Problem requirements ▸
Write the data out again exactly, dropping any images it holds.

─── Dataset excerpts ───

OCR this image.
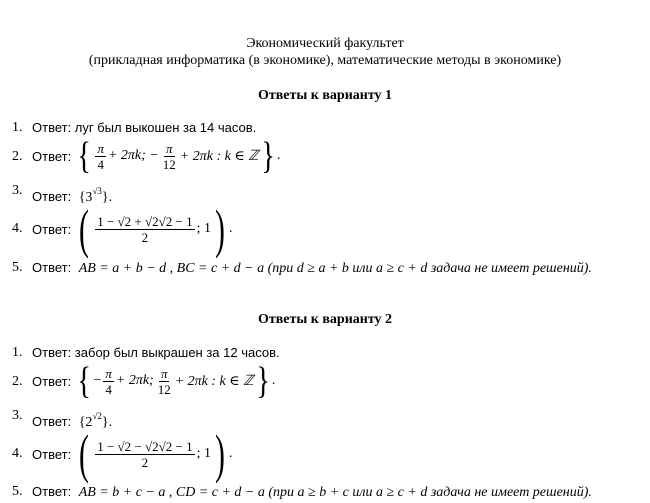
Экономический факультет
(прикладная информатика (в экономике), математические методы в экономике)
Ответы к варианту 1
1. Ответ: луг был выкошен за 14 часов.
2. Ответ: { $\frac{\pi}{4} + 2\pi k$; − $\frac{\pi}{12} + 2\pi k$ : k ∈ ℤ } .
3. Ответ: $\{3^{√3}\}$.
4. Ответ: ( $\frac{1 - √2 + √2√2 - 1}{2}$ ; 1 ) .
5. Ответ: AB = a + b − d , BC = c + d − a (при d ≥ a + b или a ≥ c + d задача не имеет решений).
Ответы к варианту 2
1. Ответ: забор был выкрашен за 12 часов.
2. Ответ: { − $\frac{\pi}{4} + 2\pi k$; $\frac{\pi}{12} + 2\pi k$ : k ∈ ℤ } .
3. Ответ: $\{2^{√2}\}$.
4. Ответ: ( $\frac{1 - √2 - √2√2 - 1}{2}$ ; 1 ) .
5. Ответ: AB = b + c − a , CD = c + d − a (при a ≥ b + c или a ≥ c + d задача не имеет решений).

───

Result ▸
OCR this image.
Экономический факультет
(прикладная информатика (в экономике), математические методы в экономике)
Ответы к варианту 1
1. Ответ: луг был выкошен за 14 часов.
2. Ответ: { $\frac{\pi}{4} + 2\pi k$; − $\frac{\pi}{12} + 2\pi k$ : k ∈ ℤ } .
3. Ответ: $\{3^{√3}\}$.
4. Ответ: ( $\frac{1 - √2 + √2√2 - 1}{2}$ ; 1 ) .
5. Ответ: AB = a + b − d , BC = c + d − a (при d ≥ a + b или a ≥ c + d задача не имеет решений).
Ответы к варианту 2
1. Ответ: забор был выкрашен за 12 часов.
2. Ответ: { − $\frac{\pi}{4} + 2\pi k$; $\frac{\pi}{12} + 2\pi k$ : k ∈ ℤ } .
3. Ответ: $\{2^{√2}\}$.
4. Ответ: ( $\frac{1 - √2 - √2√2 - 1}{2}$ ; 1 ) .
5. Ответ: AB = b + c − a , CD = c + d − a (при a ≥ b + c или a ≥ c + d задача не имеет решений).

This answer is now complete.